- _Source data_
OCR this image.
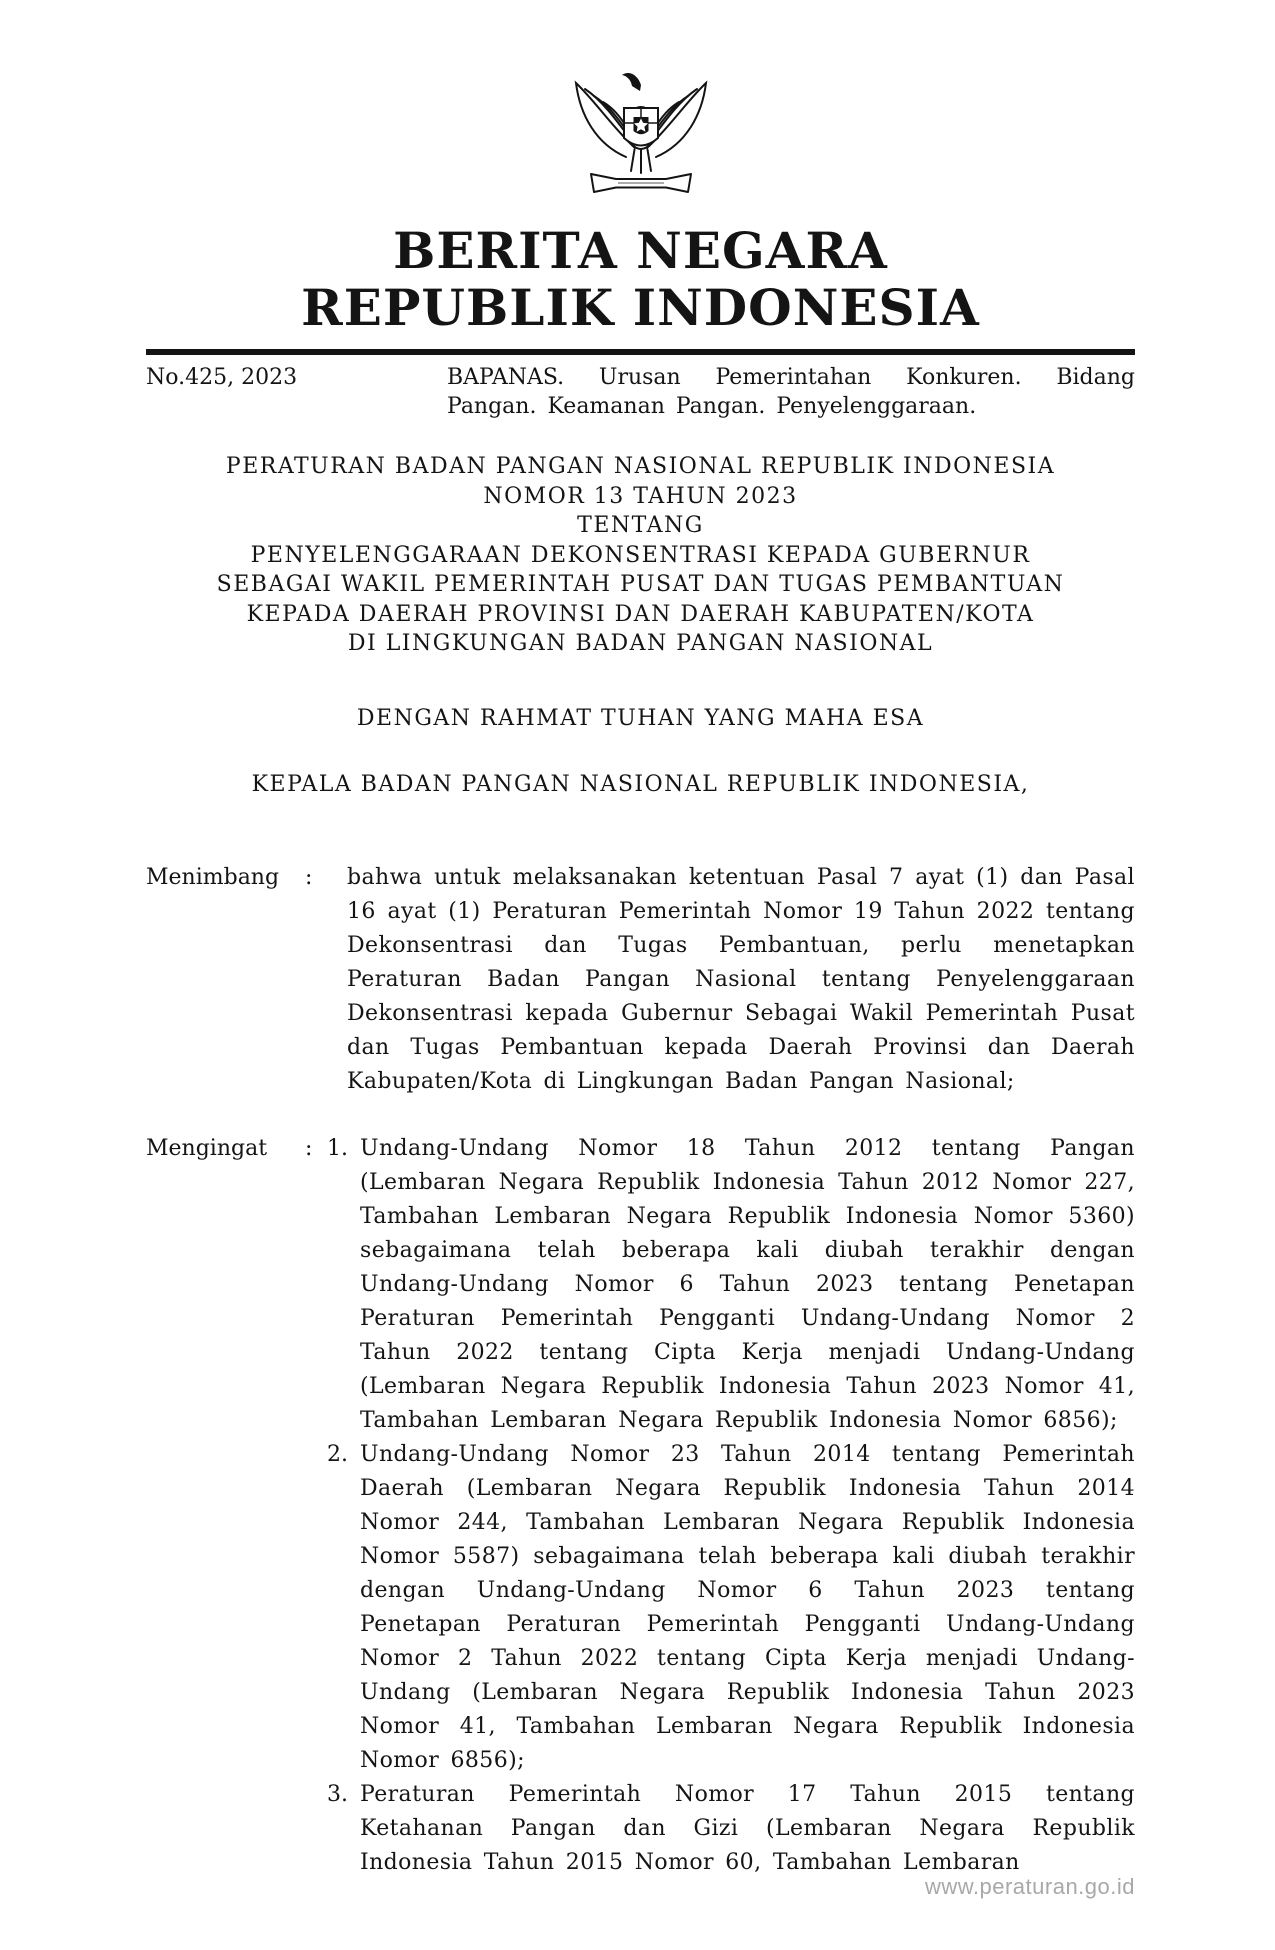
BERITA NEGARA
REPUBLIK INDONESIA
No.425, 2023	BAPANAS. Urusan Pemerintahan Konkuren. Bidang Pangan. Keamanan Pangan. Penyelenggaraan.

PERATURAN BADAN PANGAN NASIONAL REPUBLIK INDONESIA
NOMOR 13 TAHUN 2023
TENTANG
PENYELENGGARAAN DEKONSENTRASI KEPADA GUBERNUR
SEBAGAI WAKIL PEMERINTAH PUSAT DAN TUGAS PEMBANTUAN
KEPADA DAERAH PROVINSI DAN DAERAH KABUPATEN/KOTA
DI LINGKUNGAN BADAN PANGAN NASIONAL

DENGAN RAHMAT TUHAN YANG MAHA ESA

KEPALA BADAN PANGAN NASIONAL REPUBLIK INDONESIA,

Menimbang	:	bahwa untuk melaksanakan ketentuan Pasal 7 ayat (1) dan Pasal 16 ayat (1) Peraturan Pemerintah Nomor 19 Tahun 2022 tentang Dekonsentrasi dan Tugas Pembantuan, perlu menetapkan Peraturan Badan Pangan Nasional tentang Penyelenggaraan Dekonsentrasi kepada Gubernur Sebagai Wakil Pemerintah Pusat dan Tugas Pembantuan kepada Daerah Provinsi dan Daerah Kabupaten/Kota di Lingkungan Badan Pangan Nasional;

Mengingat	: 1. Undang-Undang Nomor 18 Tahun 2012 tentang Pangan (Lembaran Negara Republik Indonesia Tahun 2012 Nomor 227, Tambahan Lembaran Negara Republik Indonesia Nomor 5360) sebagaimana telah beberapa kali diubah terakhir dengan Undang-Undang Nomor 6 Tahun 2023 tentang Penetapan Peraturan Pemerintah Pengganti Undang-Undang Nomor 2 Tahun 2022 tentang Cipta Kerja menjadi Undang-Undang (Lembaran Negara Republik Indonesia Tahun 2023 Nomor 41, Tambahan Lembaran Negara Republik Indonesia Nomor 6856);

2. Undang-Undang Nomor 23 Tahun 2014 tentang Pemerintah Daerah (Lembaran Negara Republik Indonesia Tahun 2014 Nomor 244, Tambahan Lembaran Negara Republik Indonesia Nomor 5587) sebagaimana telah beberapa kali diubah terakhir dengan Undang-Undang Nomor 6 Tahun 2023 tentang Penetapan Peraturan Pemerintah Pengganti Undang-Undang Nomor 2 Tahun 2022 tentang Cipta Kerja menjadi Undang-Undang (Lembaran Negara Republik Indonesia Tahun 2023 Nomor 41, Tambahan Lembaran Negara Republik Indonesia Nomor 6856);

3. Peraturan Pemerintah Nomor 17 Tahun 2015 tentang Ketahanan Pangan dan Gizi (Lembaran Negara Republik Indonesia Tahun 2015 Nomor 60, Tambahan Lembaran

www.peraturan.go.id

- _PROBLEM STATEMENT_
Omit every picture, then reproduce the rest of the listing exactly.

- _ANSWER IN FULL_
OCR this image.
BERITA NEGARA
REPUBLIK INDONESIA
No.425, 2023	BAPANAS. Urusan Pemerintahan Konkuren. Bidang Pangan. Keamanan Pangan. Penyelenggaraan.

PERATURAN BADAN PANGAN NASIONAL REPUBLIK INDONESIA
NOMOR 13 TAHUN 2023
TENTANG
PENYELENGGARAAN DEKONSENTRASI KEPADA GUBERNUR
SEBAGAI WAKIL PEMERINTAH PUSAT DAN TUGAS PEMBANTUAN
KEPADA DAERAH PROVINSI DAN DAERAH KABUPATEN/KOTA
DI LINGKUNGAN BADAN PANGAN NASIONAL

DENGAN RAHMAT TUHAN YANG MAHA ESA

KEPALA BADAN PANGAN NASIONAL REPUBLIK INDONESIA,

Menimbang	:	bahwa untuk melaksanakan ketentuan Pasal 7 ayat (1) dan Pasal 16 ayat (1) Peraturan Pemerintah Nomor 19 Tahun 2022 tentang Dekonsentrasi dan Tugas Pembantuan, perlu menetapkan Peraturan Badan Pangan Nasional tentang Penyelenggaraan Dekonsentrasi kepada Gubernur Sebagai Wakil Pemerintah Pusat dan Tugas Pembantuan kepada Daerah Provinsi dan Daerah Kabupaten/Kota di Lingkungan Badan Pangan Nasional;

Mengingat	: 1. Undang-Undang Nomor 18 Tahun 2012 tentang Pangan (Lembaran Negara Republik Indonesia Tahun 2012 Nomor 227, Tambahan Lembaran Negara Republik Indonesia Nomor 5360) sebagaimana telah beberapa kali diubah terakhir dengan Undang-Undang Nomor 6 Tahun 2023 tentang Penetapan Peraturan Pemerintah Pengganti Undang-Undang Nomor 2 Tahun 2022 tentang Cipta Kerja menjadi Undang-Undang (Lembaran Negara Republik Indonesia Tahun 2023 Nomor 41, Tambahan Lembaran Negara Republik Indonesia Nomor 6856);

2. Undang-Undang Nomor 23 Tahun 2014 tentang Pemerintah Daerah (Lembaran Negara Republik Indonesia Tahun 2014 Nomor 244, Tambahan Lembaran Negara Republik Indonesia Nomor 5587) sebagaimana telah beberapa kali diubah terakhir dengan Undang-Undang Nomor 6 Tahun 2023 tentang Penetapan Peraturan Pemerintah Pengganti Undang-Undang Nomor 2 Tahun 2022 tentang Cipta Kerja menjadi Undang-Undang (Lembaran Negara Republik Indonesia Tahun 2023 Nomor 41, Tambahan Lembaran Negara Republik Indonesia Nomor 6856);

3. Peraturan Pemerintah Nomor 17 Tahun 2015 tentang Ketahanan Pangan dan Gizi (Lembaran Negara Republik Indonesia Tahun 2015 Nomor 60, Tambahan Lembaran

www.peraturan.go.id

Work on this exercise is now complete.